Extracted information:
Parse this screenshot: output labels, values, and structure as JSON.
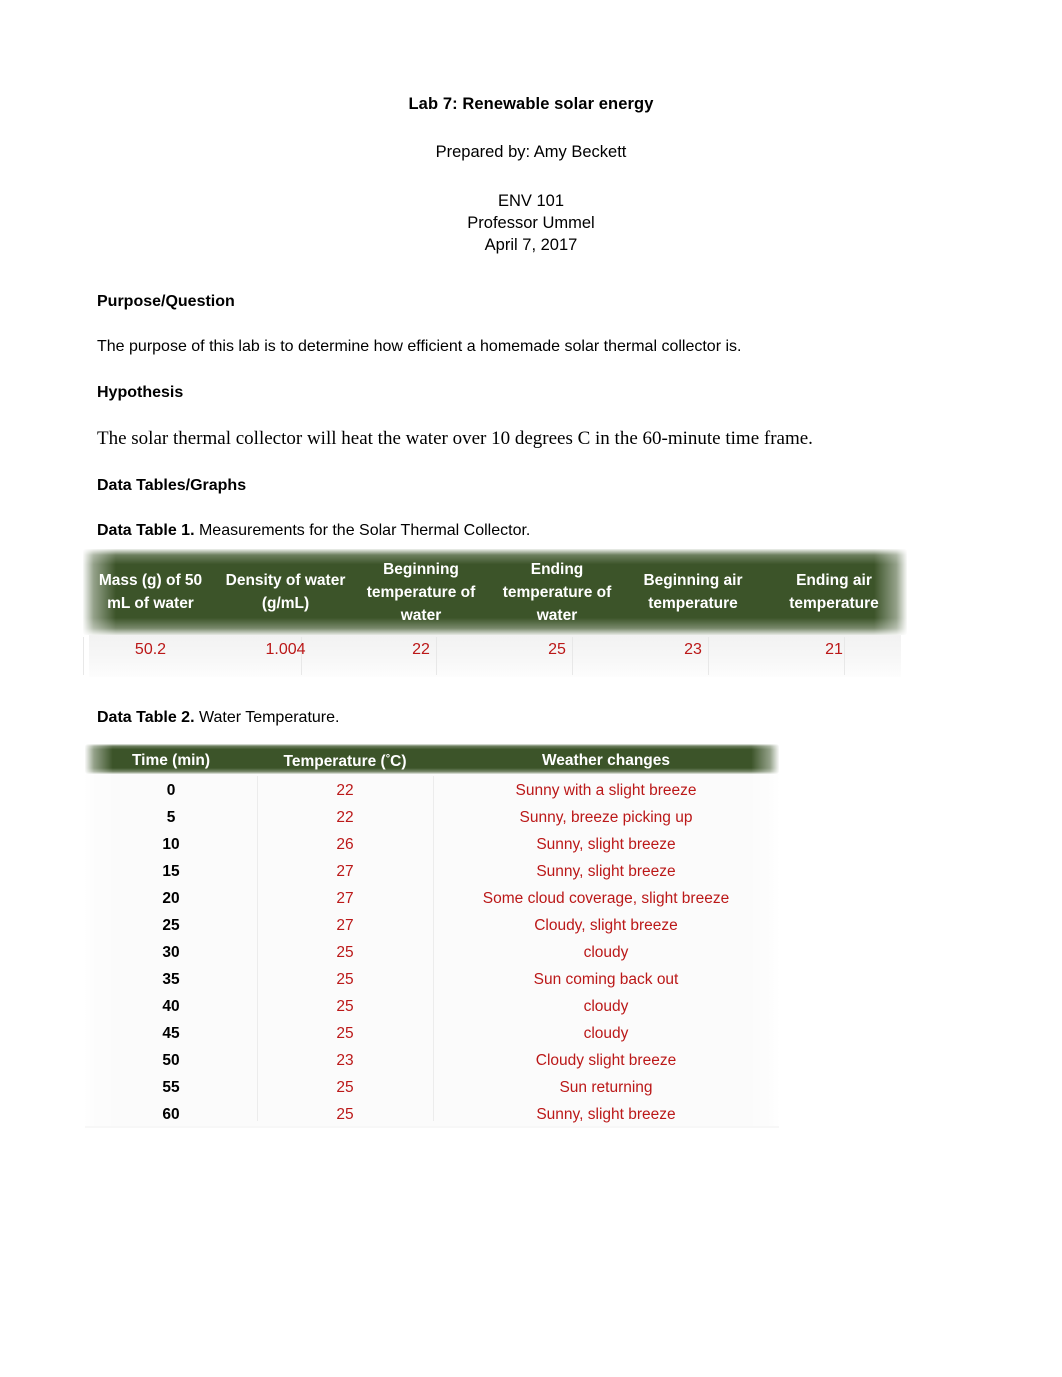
{
  "document": {
    "title": "Lab 7: Renewable solar energy",
    "prepared_by": "Prepared by: Amy Beckett",
    "course": "ENV 101",
    "professor": "Professor Ummel",
    "date": "April 7, 2017"
  },
  "sections": {
    "purpose_heading": "Purpose/Question",
    "purpose_text": "The purpose of this lab is to determine how efficient a homemade solar thermal collector is.",
    "hypothesis_heading": "Hypothesis",
    "hypothesis_text": "The solar thermal collector will heat the water over 10 degrees C in the 60-minute time frame.",
    "data_heading": "Data Tables/Graphs"
  },
  "table1": {
    "caption_label": "Data Table 1.",
    "caption_text": "Measurements for the Solar Thermal Collector.",
    "headers": [
      "Mass (g) of 50 mL of water",
      "Density of water (g/mL)",
      "Beginning temperature of water",
      "Ending temperature of water",
      "Beginning air temperature",
      "Ending air temperature"
    ],
    "values": [
      "50.2",
      "1.004",
      "22",
      "25",
      "23",
      "21"
    ]
  },
  "table2": {
    "caption_label": "Data Table 2.",
    "caption_text": "Water Temperature.",
    "headers": [
      "Time (min)",
      "Temperature (°C)",
      "Weather changes"
    ],
    "header_temperature_prefix": "Temperature (",
    "header_temperature_suffix": "C)",
    "rows": [
      {
        "time": "0",
        "temp": "22",
        "weather": "Sunny with a slight breeze"
      },
      {
        "time": "5",
        "temp": "22",
        "weather": "Sunny, breeze picking up"
      },
      {
        "time": "10",
        "temp": "26",
        "weather": "Sunny, slight breeze"
      },
      {
        "time": "15",
        "temp": "27",
        "weather": "Sunny, slight breeze"
      },
      {
        "time": "20",
        "temp": "27",
        "weather": "Some cloud coverage, slight breeze"
      },
      {
        "time": "25",
        "temp": "27",
        "weather": "Cloudy, slight breeze"
      },
      {
        "time": "30",
        "temp": "25",
        "weather": "cloudy"
      },
      {
        "time": "35",
        "temp": "25",
        "weather": "Sun coming back out"
      },
      {
        "time": "40",
        "temp": "25",
        "weather": "cloudy"
      },
      {
        "time": "45",
        "temp": "25",
        "weather": "cloudy"
      },
      {
        "time": "50",
        "temp": "23",
        "weather": "Cloudy slight breeze"
      },
      {
        "time": "55",
        "temp": "25",
        "weather": "Sun returning"
      },
      {
        "time": "60",
        "temp": "25",
        "weather": "Sunny, slight breeze"
      }
    ]
  },
  "colors": {
    "header_green": "#3c5429",
    "data_red": "#bb1818",
    "text_black": "#000000",
    "page_background": "#ffffff"
  }
}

Exercise: Every line above should be repeated exactly; pictures stay out of the copy.

Answer to this problem:
Parse this screenshot: output labels, values, and structure as JSON.
{
  "document": {
    "title": "Lab 7: Renewable solar energy",
    "prepared_by": "Prepared by: Amy Beckett",
    "course": "ENV 101",
    "professor": "Professor Ummel",
    "date": "April 7, 2017"
  },
  "sections": {
    "purpose_heading": "Purpose/Question",
    "purpose_text": "The purpose of this lab is to determine how efficient a homemade solar thermal collector is.",
    "hypothesis_heading": "Hypothesis",
    "hypothesis_text": "The solar thermal collector will heat the water over 10 degrees C in the 60-minute time frame.",
    "data_heading": "Data Tables/Graphs"
  },
  "table1": {
    "caption_label": "Data Table 1.",
    "caption_text": "Measurements for the Solar Thermal Collector.",
    "headers": [
      "Mass (g) of 50 mL of water",
      "Density of water (g/mL)",
      "Beginning temperature of water",
      "Ending temperature of water",
      "Beginning air temperature",
      "Ending air temperature"
    ],
    "values": [
      "50.2",
      "1.004",
      "22",
      "25",
      "23",
      "21"
    ]
  },
  "table2": {
    "caption_label": "Data Table 2.",
    "caption_text": "Water Temperature.",
    "headers": [
      "Time (min)",
      "Temperature (°C)",
      "Weather changes"
    ],
    "header_temperature_prefix": "Temperature (",
    "header_temperature_suffix": "C)",
    "rows": [
      {
        "time": "0",
        "temp": "22",
        "weather": "Sunny with a slight breeze"
      },
      {
        "time": "5",
        "temp": "22",
        "weather": "Sunny, breeze picking up"
      },
      {
        "time": "10",
        "temp": "26",
        "weather": "Sunny, slight breeze"
      },
      {
        "time": "15",
        "temp": "27",
        "weather": "Sunny, slight breeze"
      },
      {
        "time": "20",
        "temp": "27",
        "weather": "Some cloud coverage, slight breeze"
      },
      {
        "time": "25",
        "temp": "27",
        "weather": "Cloudy, slight breeze"
      },
      {
        "time": "30",
        "temp": "25",
        "weather": "cloudy"
      },
      {
        "time": "35",
        "temp": "25",
        "weather": "Sun coming back out"
      },
      {
        "time": "40",
        "temp": "25",
        "weather": "cloudy"
      },
      {
        "time": "45",
        "temp": "25",
        "weather": "cloudy"
      },
      {
        "time": "50",
        "temp": "23",
        "weather": "Cloudy slight breeze"
      },
      {
        "time": "55",
        "temp": "25",
        "weather": "Sun returning"
      },
      {
        "time": "60",
        "temp": "25",
        "weather": "Sunny, slight breeze"
      }
    ]
  },
  "colors": {
    "header_green": "#3c5429",
    "data_red": "#bb1818",
    "text_black": "#000000",
    "page_background": "#ffffff"
  }
}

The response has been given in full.